■ **Exercise prompt**: Reproduce the passage on barefoot running in winter word for word, from "No matter where" to "without your shoes.".
(Beginning of Document text)
When winter comes, chances are your running is going to be limited by darkness, rain, old, and snow. None of these are good conditions for barefoot runners, but it doesn’t necessarily mean you have to put your shoes back on for every run. With a few sensible precautions, you’ll be able to minimize the conditions and keep a few barefoot miles going over the winter months!
No matter where you live, winter will mean fewer daylight hours. If you’ve been running barefoot through the summer, you’ll have learned to watch where you put your feet, and if you’ve ever made a mistake and landed on a rock or another hazard, you might not be looking forward to leaving the shoes at home when it’s dark outside. But with the right attitude – and the right equipment – you may still be able to get out under the stars without your shoes.
(End of Document text)
(Beginning of Data excerpts)
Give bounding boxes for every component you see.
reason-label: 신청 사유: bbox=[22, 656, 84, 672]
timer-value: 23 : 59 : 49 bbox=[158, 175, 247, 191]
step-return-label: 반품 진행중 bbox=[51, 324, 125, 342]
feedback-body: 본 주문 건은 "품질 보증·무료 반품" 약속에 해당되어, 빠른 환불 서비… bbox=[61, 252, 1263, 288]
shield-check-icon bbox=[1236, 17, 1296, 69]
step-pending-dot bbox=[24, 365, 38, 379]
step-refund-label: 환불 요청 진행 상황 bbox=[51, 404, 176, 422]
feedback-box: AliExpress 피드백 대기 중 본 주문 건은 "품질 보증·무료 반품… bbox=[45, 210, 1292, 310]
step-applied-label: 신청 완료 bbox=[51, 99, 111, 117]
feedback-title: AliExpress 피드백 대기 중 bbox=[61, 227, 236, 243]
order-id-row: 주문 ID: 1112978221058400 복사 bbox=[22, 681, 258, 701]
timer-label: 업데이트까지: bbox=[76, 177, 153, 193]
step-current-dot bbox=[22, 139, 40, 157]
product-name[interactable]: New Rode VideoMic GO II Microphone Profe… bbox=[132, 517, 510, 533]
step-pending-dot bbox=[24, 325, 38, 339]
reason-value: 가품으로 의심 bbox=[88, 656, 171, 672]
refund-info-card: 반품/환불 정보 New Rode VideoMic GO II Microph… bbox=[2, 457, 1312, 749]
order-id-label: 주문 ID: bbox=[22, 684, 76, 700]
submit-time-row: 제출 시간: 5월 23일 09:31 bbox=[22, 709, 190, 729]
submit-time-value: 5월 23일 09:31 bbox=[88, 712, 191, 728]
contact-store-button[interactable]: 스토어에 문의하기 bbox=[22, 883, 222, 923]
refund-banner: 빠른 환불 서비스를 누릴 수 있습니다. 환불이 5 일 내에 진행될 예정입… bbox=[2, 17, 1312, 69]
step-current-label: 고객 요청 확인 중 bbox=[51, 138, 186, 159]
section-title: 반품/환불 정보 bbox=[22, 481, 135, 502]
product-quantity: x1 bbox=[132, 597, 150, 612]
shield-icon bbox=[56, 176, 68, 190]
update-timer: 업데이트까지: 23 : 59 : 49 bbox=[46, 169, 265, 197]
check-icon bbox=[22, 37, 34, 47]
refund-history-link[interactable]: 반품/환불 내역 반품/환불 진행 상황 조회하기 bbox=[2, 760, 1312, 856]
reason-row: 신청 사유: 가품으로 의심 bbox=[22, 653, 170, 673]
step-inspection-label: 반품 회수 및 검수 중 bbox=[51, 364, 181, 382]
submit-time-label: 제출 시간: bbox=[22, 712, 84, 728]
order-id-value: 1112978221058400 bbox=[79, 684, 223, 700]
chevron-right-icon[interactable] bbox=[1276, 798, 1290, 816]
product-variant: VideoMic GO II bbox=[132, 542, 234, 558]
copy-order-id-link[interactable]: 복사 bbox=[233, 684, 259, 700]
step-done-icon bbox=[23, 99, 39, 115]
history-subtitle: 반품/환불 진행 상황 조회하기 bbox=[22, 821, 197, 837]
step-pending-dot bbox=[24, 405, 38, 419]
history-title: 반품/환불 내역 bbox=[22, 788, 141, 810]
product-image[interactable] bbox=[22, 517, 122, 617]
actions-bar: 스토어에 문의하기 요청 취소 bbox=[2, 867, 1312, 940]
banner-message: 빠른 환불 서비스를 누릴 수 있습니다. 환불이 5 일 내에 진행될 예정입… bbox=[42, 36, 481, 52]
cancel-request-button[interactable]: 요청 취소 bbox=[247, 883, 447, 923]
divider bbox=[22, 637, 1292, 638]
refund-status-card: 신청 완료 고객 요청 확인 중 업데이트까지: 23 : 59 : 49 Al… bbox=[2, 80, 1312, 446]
(End of Data excerpts)
■ **Response**:
No matter where you live, winter will mean fewer daylight hours. If you’ve been running barefoot through the summer, you’ll have learned to watch where you put your feet, and if you’ve ever made a mistake and landed on a rock or another hazard, you might not be looking forward to leaving the shoes at home when it’s dark outside. But with the right attitude – and the right equipment – you may still be able to get out under the stars without your shoes.